Dataset content »
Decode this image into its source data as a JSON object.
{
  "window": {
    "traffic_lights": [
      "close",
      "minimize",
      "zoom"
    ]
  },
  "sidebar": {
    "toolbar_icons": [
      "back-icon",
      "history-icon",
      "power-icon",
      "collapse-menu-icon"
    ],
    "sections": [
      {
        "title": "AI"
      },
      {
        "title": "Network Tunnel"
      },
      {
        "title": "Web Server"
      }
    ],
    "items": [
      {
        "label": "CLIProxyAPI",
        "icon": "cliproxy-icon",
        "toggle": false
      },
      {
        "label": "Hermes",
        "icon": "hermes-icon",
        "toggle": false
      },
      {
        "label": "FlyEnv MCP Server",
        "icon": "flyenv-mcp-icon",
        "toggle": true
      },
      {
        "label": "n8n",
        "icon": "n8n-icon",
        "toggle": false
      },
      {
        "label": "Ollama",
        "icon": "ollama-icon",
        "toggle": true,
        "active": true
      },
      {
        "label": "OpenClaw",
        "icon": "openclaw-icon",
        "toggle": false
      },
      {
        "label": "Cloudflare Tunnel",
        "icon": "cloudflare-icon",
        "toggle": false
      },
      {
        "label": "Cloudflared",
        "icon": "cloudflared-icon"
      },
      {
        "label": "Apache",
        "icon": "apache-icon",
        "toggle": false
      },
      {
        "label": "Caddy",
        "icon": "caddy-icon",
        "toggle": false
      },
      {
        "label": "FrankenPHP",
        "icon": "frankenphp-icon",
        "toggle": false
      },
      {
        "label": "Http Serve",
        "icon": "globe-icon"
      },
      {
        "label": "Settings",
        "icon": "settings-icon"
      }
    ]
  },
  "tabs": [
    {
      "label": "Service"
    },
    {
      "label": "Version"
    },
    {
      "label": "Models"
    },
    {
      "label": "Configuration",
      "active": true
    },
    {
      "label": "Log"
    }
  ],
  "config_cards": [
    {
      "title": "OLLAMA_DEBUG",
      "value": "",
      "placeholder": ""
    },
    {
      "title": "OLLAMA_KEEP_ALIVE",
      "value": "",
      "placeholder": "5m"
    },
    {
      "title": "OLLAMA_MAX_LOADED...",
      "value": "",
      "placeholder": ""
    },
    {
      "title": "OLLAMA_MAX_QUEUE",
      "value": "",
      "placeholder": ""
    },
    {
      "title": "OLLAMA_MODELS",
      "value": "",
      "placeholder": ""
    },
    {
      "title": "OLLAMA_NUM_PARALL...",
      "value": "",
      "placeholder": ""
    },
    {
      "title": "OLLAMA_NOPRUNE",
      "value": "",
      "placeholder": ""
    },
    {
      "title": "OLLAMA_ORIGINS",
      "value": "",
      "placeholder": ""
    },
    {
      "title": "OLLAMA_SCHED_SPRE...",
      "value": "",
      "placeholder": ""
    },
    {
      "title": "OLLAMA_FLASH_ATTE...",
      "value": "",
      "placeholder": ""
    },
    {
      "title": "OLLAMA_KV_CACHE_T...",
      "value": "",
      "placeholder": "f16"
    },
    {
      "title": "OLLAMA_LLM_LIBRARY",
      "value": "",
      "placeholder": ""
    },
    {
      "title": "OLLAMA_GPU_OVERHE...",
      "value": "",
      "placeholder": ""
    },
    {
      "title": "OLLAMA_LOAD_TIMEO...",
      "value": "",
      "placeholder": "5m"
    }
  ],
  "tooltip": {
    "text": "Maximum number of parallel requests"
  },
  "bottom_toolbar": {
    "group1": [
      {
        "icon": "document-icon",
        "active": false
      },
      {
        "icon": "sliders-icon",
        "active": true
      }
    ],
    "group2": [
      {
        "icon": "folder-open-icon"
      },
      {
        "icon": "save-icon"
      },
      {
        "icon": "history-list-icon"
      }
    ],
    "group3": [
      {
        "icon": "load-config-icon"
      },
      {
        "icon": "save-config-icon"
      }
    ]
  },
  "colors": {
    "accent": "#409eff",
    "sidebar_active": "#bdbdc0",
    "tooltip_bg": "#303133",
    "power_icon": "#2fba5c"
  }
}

Set exercise »
Write out every line of the material again, exactly as it reads.

Result for this task »
Decode this image into its source data as a JSON object.
{
  "window": {
    "traffic_lights": [
      "close",
      "minimize",
      "zoom"
    ]
  },
  "sidebar": {
    "toolbar_icons": [
      "back-icon",
      "history-icon",
      "power-icon",
      "collapse-menu-icon"
    ],
    "sections": [
      {
        "title": "AI"
      },
      {
        "title": "Network Tunnel"
      },
      {
        "title": "Web Server"
      }
    ],
    "items": [
      {
        "label": "CLIProxyAPI",
        "icon": "cliproxy-icon",
        "toggle": false
      },
      {
        "label": "Hermes",
        "icon": "hermes-icon",
        "toggle": false
      },
      {
        "label": "FlyEnv MCP Server",
        "icon": "flyenv-mcp-icon",
        "toggle": true
      },
      {
        "label": "n8n",
        "icon": "n8n-icon",
        "toggle": false
      },
      {
        "label": "Ollama",
        "icon": "ollama-icon",
        "toggle": true,
        "active": true
      },
      {
        "label": "OpenClaw",
        "icon": "openclaw-icon",
        "toggle": false
      },
      {
        "label": "Cloudflare Tunnel",
        "icon": "cloudflare-icon",
        "toggle": false
      },
      {
        "label": "Cloudflared",
        "icon": "cloudflared-icon"
      },
      {
        "label": "Apache",
        "icon": "apache-icon",
        "toggle": false
      },
      {
        "label": "Caddy",
        "icon": "caddy-icon",
        "toggle": false
      },
      {
        "label": "FrankenPHP",
        "icon": "frankenphp-icon",
        "toggle": false
      },
      {
        "label": "Http Serve",
        "icon": "globe-icon"
      },
      {
        "label": "Settings",
        "icon": "settings-icon"
      }
    ]
  },
  "tabs": [
    {
      "label": "Service"
    },
    {
      "label": "Version"
    },
    {
      "label": "Models"
    },
    {
      "label": "Configuration",
      "active": true
    },
    {
      "label": "Log"
    }
  ],
  "config_cards": [
    {
      "title": "OLLAMA_DEBUG",
      "value": "",
      "placeholder": ""
    },
    {
      "title": "OLLAMA_KEEP_ALIVE",
      "value": "",
      "placeholder": "5m"
    },
    {
      "title": "OLLAMA_MAX_LOADED...",
      "value": "",
      "placeholder": ""
    },
    {
      "title": "OLLAMA_MAX_QUEUE",
      "value": "",
      "placeholder": ""
    },
    {
      "title": "OLLAMA_MODELS",
      "value": "",
      "placeholder": ""
    },
    {
      "title": "OLLAMA_NUM_PARALL...",
      "value": "",
      "placeholder": ""
    },
    {
      "title": "OLLAMA_NOPRUNE",
      "value": "",
      "placeholder": ""
    },
    {
      "title": "OLLAMA_ORIGINS",
      "value": "",
      "placeholder": ""
    },
    {
      "title": "OLLAMA_SCHED_SPRE...",
      "value": "",
      "placeholder": ""
    },
    {
      "title": "OLLAMA_FLASH_ATTE...",
      "value": "",
      "placeholder": ""
    },
    {
      "title": "OLLAMA_KV_CACHE_T...",
      "value": "",
      "placeholder": "f16"
    },
    {
      "title": "OLLAMA_LLM_LIBRARY",
      "value": "",
      "placeholder": ""
    },
    {
      "title": "OLLAMA_GPU_OVERHE...",
      "value": "",
      "placeholder": ""
    },
    {
      "title": "OLLAMA_LOAD_TIMEO...",
      "value": "",
      "placeholder": "5m"
    }
  ],
  "tooltip": {
    "text": "Maximum number of parallel requests"
  },
  "bottom_toolbar": {
    "group1": [
      {
        "icon": "document-icon",
        "active": false
      },
      {
        "icon": "sliders-icon",
        "active": true
      }
    ],
    "group2": [
      {
        "icon": "folder-open-icon"
      },
      {
        "icon": "save-icon"
      },
      {
        "icon": "history-list-icon"
      }
    ],
    "group3": [
      {
        "icon": "load-config-icon"
      },
      {
        "icon": "save-config-icon"
      }
    ]
  },
  "colors": {
    "accent": "#409eff",
    "sidebar_active": "#bdbdc0",
    "tooltip_bg": "#303133",
    "power_icon": "#2fba5c"
  }
}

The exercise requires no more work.